*What you have to do:* Here are records with pictures in them. Copy all of them exactly and leave the pictures out.

*Data provided:*
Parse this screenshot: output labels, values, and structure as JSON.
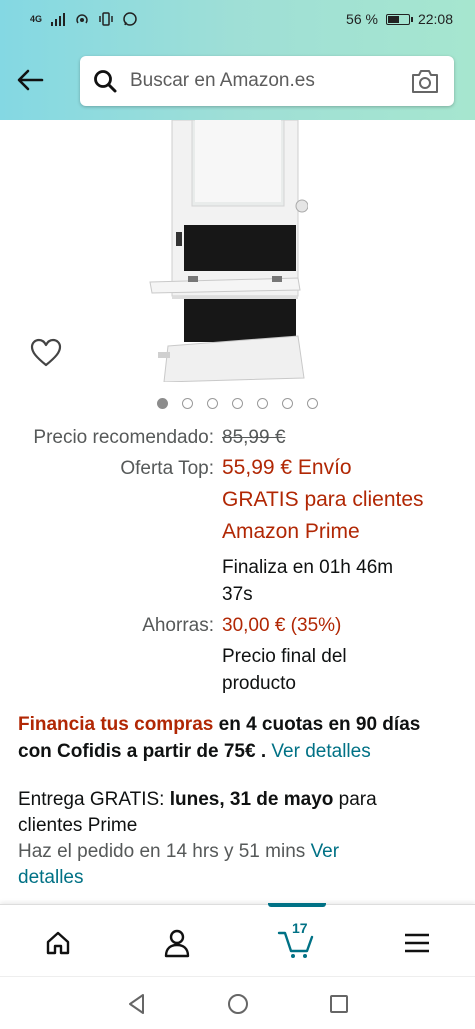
{
  "status_bar": {
    "network_label": "4G",
    "battery_percent_text": "56 %",
    "battery_level": 0.56,
    "time": "22:08"
  },
  "search": {
    "placeholder": "Buscar en Amazon.es"
  },
  "icons": {
    "back": "arrow-left-icon",
    "search": "search-icon",
    "camera": "camera-icon",
    "wishlist": "heart-icon",
    "home": "home-icon",
    "account": "person-icon",
    "cart": "cart-icon",
    "menu": "hamburger-icon"
  },
  "carousel": {
    "total_images": 7,
    "active_index": 0
  },
  "pricing": {
    "list_price_label": "Precio recomendado:",
    "list_price": "85,99 €",
    "deal_label": "Oferta Top:",
    "deal_line1": "55,99 € Envío",
    "deal_line2": "GRATIS para clientes",
    "deal_line3": "Amazon Prime",
    "ends_line1": "Finaliza en 01h 46m",
    "ends_line2": "37s",
    "savings_label": "Ahorras:",
    "savings_value": "30,00 € (35%)",
    "final_line1": "Precio final del",
    "final_line2": "producto"
  },
  "financing": {
    "highlight": "Financia tus compras",
    "text_line1": " en 4 cuotas en 90 días",
    "text_line2": "con Cofidis a partir de 75€",
    "separator": " . ",
    "link": "Ver detalles"
  },
  "delivery": {
    "prefix": "Entrega GRATIS: ",
    "date": "lunes, 31 de mayo",
    "suffix": " para",
    "line2": "clientes Prime",
    "order_text": "Haz el pedido en 14 hrs y 51 mins ",
    "link_part1": "Ver",
    "link_part2": "detalles"
  },
  "bottom_nav": {
    "cart_count": "17"
  },
  "colors": {
    "accent_link": "#007185",
    "price_red": "#b12704",
    "header_gradient_start": "#84d8e3",
    "header_gradient_end": "#a6e6cf"
  }
}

*Answer to the exercise:*
Parse this screenshot: output labels, values, and structure as JSON.
{
  "status_bar": {
    "network_label": "4G",
    "battery_percent_text": "56 %",
    "battery_level": 0.56,
    "time": "22:08"
  },
  "search": {
    "placeholder": "Buscar en Amazon.es"
  },
  "icons": {
    "back": "arrow-left-icon",
    "search": "search-icon",
    "camera": "camera-icon",
    "wishlist": "heart-icon",
    "home": "home-icon",
    "account": "person-icon",
    "cart": "cart-icon",
    "menu": "hamburger-icon"
  },
  "carousel": {
    "total_images": 7,
    "active_index": 0
  },
  "pricing": {
    "list_price_label": "Precio recomendado:",
    "list_price": "85,99 €",
    "deal_label": "Oferta Top:",
    "deal_line1": "55,99 € Envío",
    "deal_line2": "GRATIS para clientes",
    "deal_line3": "Amazon Prime",
    "ends_line1": "Finaliza en 01h 46m",
    "ends_line2": "37s",
    "savings_label": "Ahorras:",
    "savings_value": "30,00 € (35%)",
    "final_line1": "Precio final del",
    "final_line2": "producto"
  },
  "financing": {
    "highlight": "Financia tus compras",
    "text_line1": " en 4 cuotas en 90 días",
    "text_line2": "con Cofidis a partir de 75€",
    "separator": " . ",
    "link": "Ver detalles"
  },
  "delivery": {
    "prefix": "Entrega GRATIS: ",
    "date": "lunes, 31 de mayo",
    "suffix": " para",
    "line2": "clientes Prime",
    "order_text": "Haz el pedido en 14 hrs y 51 mins ",
    "link_part1": "Ver",
    "link_part2": "detalles"
  },
  "bottom_nav": {
    "cart_count": "17"
  },
  "colors": {
    "accent_link": "#007185",
    "price_red": "#b12704",
    "header_gradient_start": "#84d8e3",
    "header_gradient_end": "#a6e6cf"
  }
}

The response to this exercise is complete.